■ Task instructions
Print the data that follows exactly.

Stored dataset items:
----
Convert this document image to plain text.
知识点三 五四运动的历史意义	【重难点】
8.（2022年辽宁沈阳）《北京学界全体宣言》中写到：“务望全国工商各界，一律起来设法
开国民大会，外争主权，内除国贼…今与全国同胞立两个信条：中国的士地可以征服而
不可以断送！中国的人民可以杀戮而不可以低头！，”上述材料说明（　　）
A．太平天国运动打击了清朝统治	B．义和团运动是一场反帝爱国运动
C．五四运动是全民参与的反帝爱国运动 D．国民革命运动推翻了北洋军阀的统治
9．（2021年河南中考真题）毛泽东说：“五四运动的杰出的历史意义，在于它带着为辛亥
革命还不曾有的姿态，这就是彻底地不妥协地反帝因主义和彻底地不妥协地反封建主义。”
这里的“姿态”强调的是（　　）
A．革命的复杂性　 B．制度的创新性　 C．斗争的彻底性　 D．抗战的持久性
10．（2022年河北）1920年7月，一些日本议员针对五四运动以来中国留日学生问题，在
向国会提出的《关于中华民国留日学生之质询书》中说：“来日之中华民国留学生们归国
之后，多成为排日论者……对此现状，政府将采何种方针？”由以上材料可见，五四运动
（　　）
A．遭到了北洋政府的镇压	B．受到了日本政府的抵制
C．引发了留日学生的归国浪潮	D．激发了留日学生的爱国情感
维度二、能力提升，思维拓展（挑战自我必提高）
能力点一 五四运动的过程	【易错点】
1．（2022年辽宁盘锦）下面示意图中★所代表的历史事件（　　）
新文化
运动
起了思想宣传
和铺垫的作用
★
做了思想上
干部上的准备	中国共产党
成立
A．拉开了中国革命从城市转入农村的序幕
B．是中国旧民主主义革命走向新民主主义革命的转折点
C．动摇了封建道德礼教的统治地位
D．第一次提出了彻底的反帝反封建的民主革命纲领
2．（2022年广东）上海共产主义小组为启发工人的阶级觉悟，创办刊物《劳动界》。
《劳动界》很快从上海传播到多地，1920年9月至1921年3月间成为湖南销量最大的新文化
----
■ Solution to this exercise
Convert this document image to plain text.
知识点三 五四运动的历史意义	【重难点】
8.（2022年辽宁沈阳）《北京学界全体宣言》中写到：“务望全国工商各界，一律起来设法
开国民大会，外争主权，内除国贼…今与全国同胞立两个信条：中国的士地可以征服而
不可以断送！中国的人民可以杀戮而不可以低头！，”上述材料说明（　　）
A．太平天国运动打击了清朝统治	B．义和团运动是一场反帝爱国运动
C．五四运动是全民参与的反帝爱国运动 D．国民革命运动推翻了北洋军阀的统治
9．（2021年河南中考真题）毛泽东说：“五四运动的杰出的历史意义，在于它带着为辛亥
革命还不曾有的姿态，这就是彻底地不妥协地反帝因主义和彻底地不妥协地反封建主义。”
这里的“姿态”强调的是（　　）
A．革命的复杂性　 B．制度的创新性　 C．斗争的彻底性　 D．抗战的持久性
10．（2022年河北）1920年7月，一些日本议员针对五四运动以来中国留日学生问题，在
向国会提出的《关于中华民国留日学生之质询书》中说：“来日之中华民国留学生们归国
之后，多成为排日论者……对此现状，政府将采何种方针？”由以上材料可见，五四运动
（　　）
A．遭到了北洋政府的镇压	B．受到了日本政府的抵制
C．引发了留日学生的归国浪潮	D．激发了留日学生的爱国情感
维度二、能力提升，思维拓展（挑战自我必提高）
能力点一 五四运动的过程	【易错点】
1．（2022年辽宁盘锦）下面示意图中★所代表的历史事件（　　）
新文化
运动
起了思想宣传
和铺垫的作用
★
做了思想上
干部上的准备	中国共产党
成立
A．拉开了中国革命从城市转入农村的序幕
B．是中国旧民主主义革命走向新民主主义革命的转折点
C．动摇了封建道德礼教的统治地位
D．第一次提出了彻底的反帝反封建的民主革命纲领
2．（2022年广东）上海共产主义小组为启发工人的阶级觉悟，创办刊物《劳动界》。
《劳动界》很快从上海传播到多地，1920年9月至1921年3月间成为湖南销量最大的新文化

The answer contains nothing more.